[Dataset excerpts]
# # # # # # #

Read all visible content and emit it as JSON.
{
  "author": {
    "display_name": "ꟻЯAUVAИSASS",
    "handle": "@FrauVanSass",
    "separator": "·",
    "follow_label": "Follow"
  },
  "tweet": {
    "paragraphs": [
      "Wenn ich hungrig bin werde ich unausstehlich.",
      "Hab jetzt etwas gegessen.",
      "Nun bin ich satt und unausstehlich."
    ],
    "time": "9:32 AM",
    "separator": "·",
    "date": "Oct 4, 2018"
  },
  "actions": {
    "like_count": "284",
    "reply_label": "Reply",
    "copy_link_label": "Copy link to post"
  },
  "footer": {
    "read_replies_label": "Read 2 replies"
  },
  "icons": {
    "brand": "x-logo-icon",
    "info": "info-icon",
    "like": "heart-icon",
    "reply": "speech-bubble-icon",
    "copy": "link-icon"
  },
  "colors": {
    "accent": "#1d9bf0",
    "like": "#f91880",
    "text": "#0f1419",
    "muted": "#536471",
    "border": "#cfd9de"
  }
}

# # # # # # #

Goal: Reproduce the records word for word.

Exercise solution:
Read all visible content and emit it as JSON.
{
  "author": {
    "display_name": "ꟻЯAUVAИSASS",
    "handle": "@FrauVanSass",
    "separator": "·",
    "follow_label": "Follow"
  },
  "tweet": {
    "paragraphs": [
      "Wenn ich hungrig bin werde ich unausstehlich.",
      "Hab jetzt etwas gegessen.",
      "Nun bin ich satt und unausstehlich."
    ],
    "time": "9:32 AM",
    "separator": "·",
    "date": "Oct 4, 2018"
  },
  "actions": {
    "like_count": "284",
    "reply_label": "Reply",
    "copy_link_label": "Copy link to post"
  },
  "footer": {
    "read_replies_label": "Read 2 replies"
  },
  "icons": {
    "brand": "x-logo-icon",
    "info": "info-icon",
    "like": "heart-icon",
    "reply": "speech-bubble-icon",
    "copy": "link-icon"
  },
  "colors": {
    "accent": "#1d9bf0",
    "like": "#f91880",
    "text": "#0f1419",
    "muted": "#536471",
    "border": "#cfd9de"
  }
}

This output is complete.